• Task data
------------------------
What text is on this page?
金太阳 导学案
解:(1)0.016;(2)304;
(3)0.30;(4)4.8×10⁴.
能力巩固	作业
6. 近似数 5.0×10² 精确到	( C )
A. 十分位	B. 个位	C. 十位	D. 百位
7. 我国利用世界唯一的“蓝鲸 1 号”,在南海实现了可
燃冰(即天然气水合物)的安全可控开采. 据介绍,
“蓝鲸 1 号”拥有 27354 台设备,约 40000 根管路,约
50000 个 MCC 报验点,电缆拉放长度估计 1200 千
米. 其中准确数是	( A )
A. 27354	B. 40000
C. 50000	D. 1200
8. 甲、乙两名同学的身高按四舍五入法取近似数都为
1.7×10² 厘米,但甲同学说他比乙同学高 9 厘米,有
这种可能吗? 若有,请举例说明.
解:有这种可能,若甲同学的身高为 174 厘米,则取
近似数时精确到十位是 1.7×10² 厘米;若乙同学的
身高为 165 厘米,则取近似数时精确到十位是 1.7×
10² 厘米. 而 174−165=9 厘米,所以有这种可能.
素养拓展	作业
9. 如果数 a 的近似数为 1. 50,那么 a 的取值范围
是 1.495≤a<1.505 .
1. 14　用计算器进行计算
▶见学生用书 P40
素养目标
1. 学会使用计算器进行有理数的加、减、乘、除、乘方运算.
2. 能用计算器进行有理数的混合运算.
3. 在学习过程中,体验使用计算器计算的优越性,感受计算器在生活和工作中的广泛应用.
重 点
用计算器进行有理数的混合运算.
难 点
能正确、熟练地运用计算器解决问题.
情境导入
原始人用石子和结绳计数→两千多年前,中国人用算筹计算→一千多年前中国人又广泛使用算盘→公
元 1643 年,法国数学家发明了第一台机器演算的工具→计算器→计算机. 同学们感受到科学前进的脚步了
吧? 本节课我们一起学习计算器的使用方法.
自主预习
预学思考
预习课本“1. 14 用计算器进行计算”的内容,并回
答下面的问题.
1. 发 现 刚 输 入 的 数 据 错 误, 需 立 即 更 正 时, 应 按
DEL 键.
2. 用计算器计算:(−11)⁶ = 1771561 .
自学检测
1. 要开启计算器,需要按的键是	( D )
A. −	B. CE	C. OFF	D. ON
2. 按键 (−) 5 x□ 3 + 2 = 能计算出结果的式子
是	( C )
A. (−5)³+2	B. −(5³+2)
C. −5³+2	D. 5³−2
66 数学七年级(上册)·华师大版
------------------------
• Task objective
The word "用计算器进行计算" may appear on some lines. Report how many lines hold it, giving the number alone.

• Exercise solution
2